* _抜粋文_
┌──

ついでにちょっとこんなのも。今回一番心がなごんだ見番の石|すすきのにある豊川稲荷札幌別院の玉垣に遊女の名が刻れているらしい_その18


前回まででひとまず玉垣についてはおしまいなのですが、こちらの寺院には玉垣と並んで見番の石が残っています。

新見番 とはっきりかかれたこちらの石。新見番ということはもともとの「見番」があるのですが、見番が作られたのが明治23年、新見番にかわる見番ができたのが明治43年なのでその間に活躍した見番です。

見番というのは、芸者さんを料亭などに派遣したり芸者さんが所属したりするところです。

おそらくこの石はすすきの遊廓の中にある新見番前に建てられていた石だと思うのですが、それが今は「当時を偲ぶもの」としてこの地に玉垣と並ぶように移設されたのでしょう。結果、この石が一番当時の空気を今に伝えている気がします。

└──

* _データ抜粋_
┌──

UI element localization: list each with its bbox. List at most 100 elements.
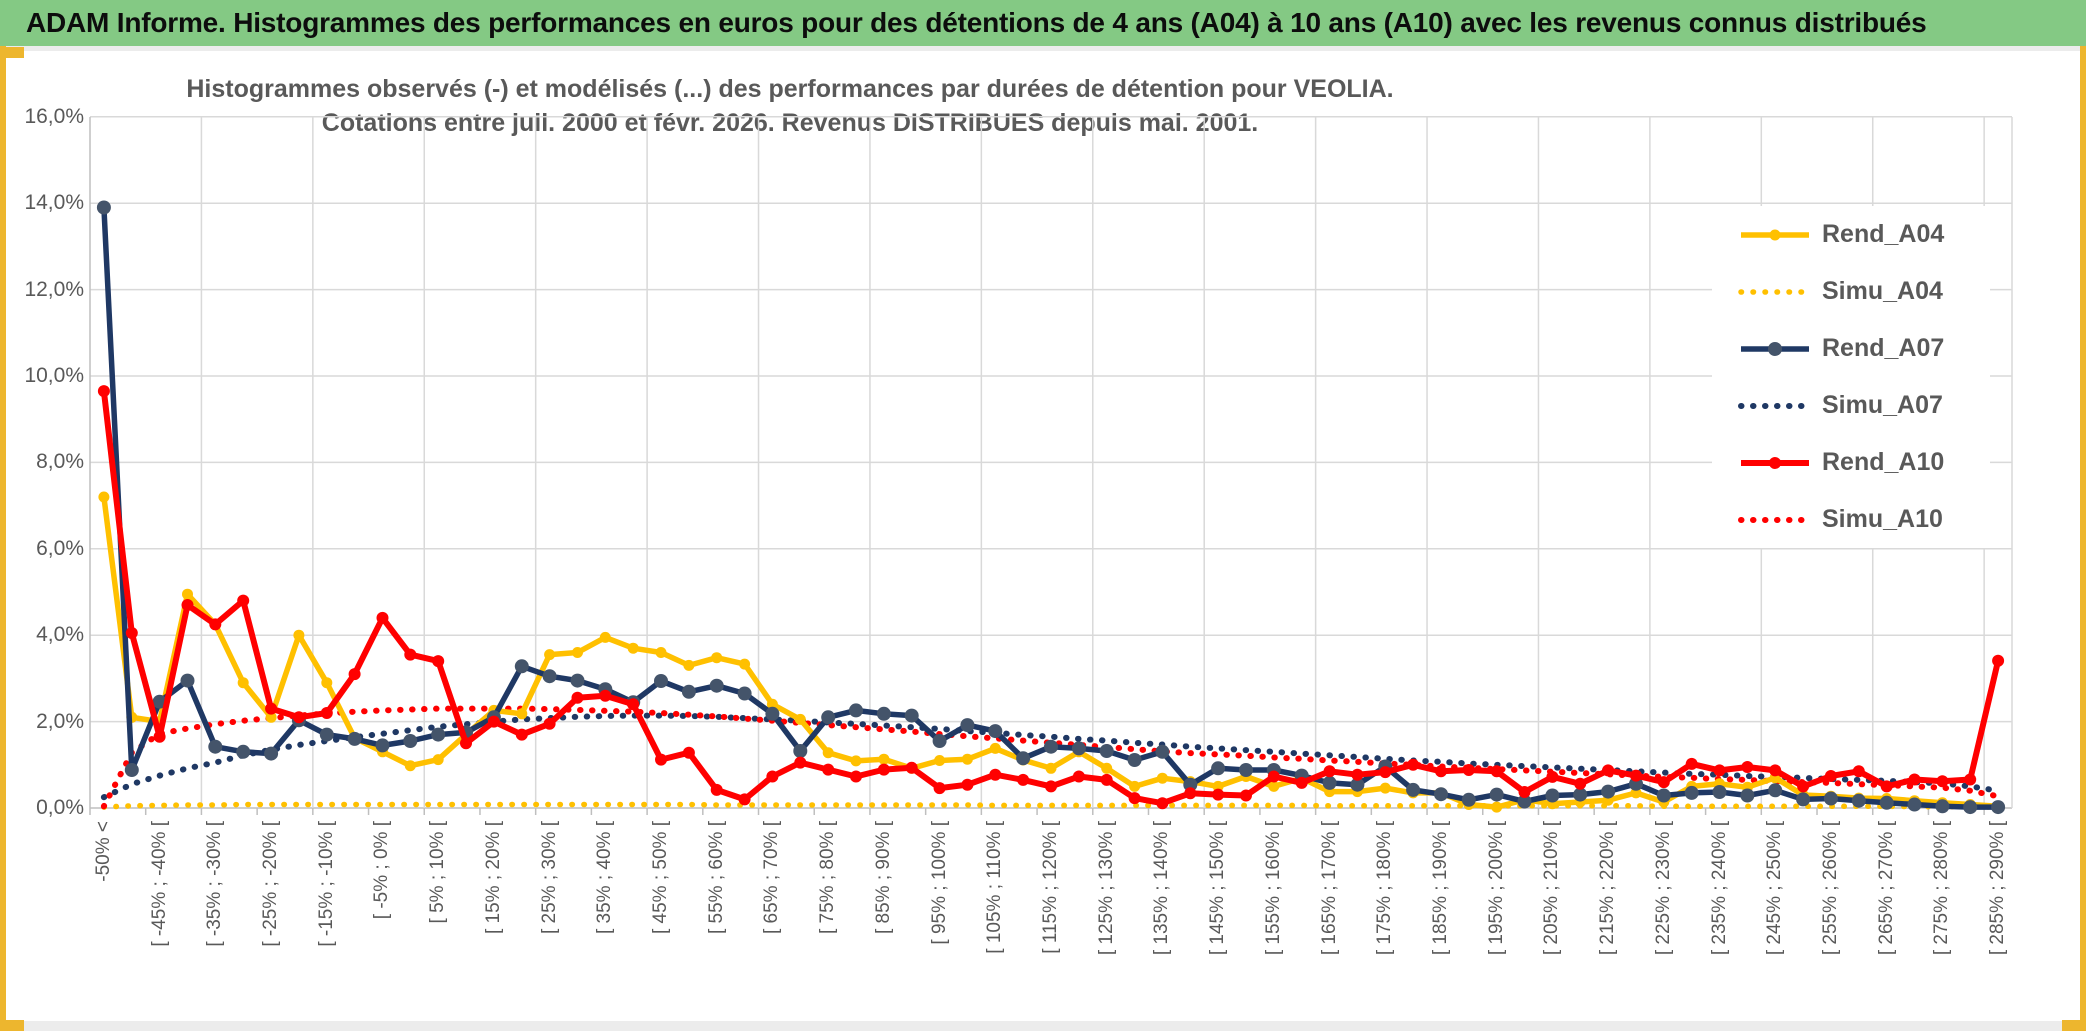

└──

* _課題_
見番の石についての文章を、最後の文の後から書き継いでください。 データは見番の石についての文章と関係がない。

* _解答_
もともと神社寄贈の玉垣ではありませんから、どこかくだけた空気があり、

新見番という大きな文字の下に、おそらく見番に所属する芸妓さん(芸者さん)の名前が並んでいます。

分かるものだけお名前を羅列します

松寿
小吉
〇子(一文字分からず)
福松
文子
小結?
お手〇
小稲
鹿の子
林子(?)
勝利(?)
姫季(?)
仇吉?
花助
お美代
富士子
いろ子
かつ子
小かね(小がね)
ちょん太
やゑ子
蝶八

時折男性のような名前も見られますが芸者さんの歴史のなかではよくあることで、〇太郎など男性名が使われることがあります(その時代の法にひっかからないようにという所からはじまりそれが定着の過程で粋な名前となったのだと思います)。

〇〇楼主 という権力めいたものはなくて、ちょん太、花助などかわいらしい名前が石にきちんと刻まれているあたりが微笑ましいというか、花街に訪れたようなタイムスリップ感です。

良い意味でちょっと力が抜ける感じがしませんか。明るくなるというか。

対になる石柱がこちらなのですがもしかしたらこの石柱にも何かかかれているかもしれません。こちらは読めませんでした。

この石柱も駐車場という看板をはずすと何か書かれているかもしれません。考えようによっては看板のおかげで風雪にさらされて劣化することを避けられて石柱が未来に保存されているとも言えます。決して「駐車場」の看板にお手を触れませんように。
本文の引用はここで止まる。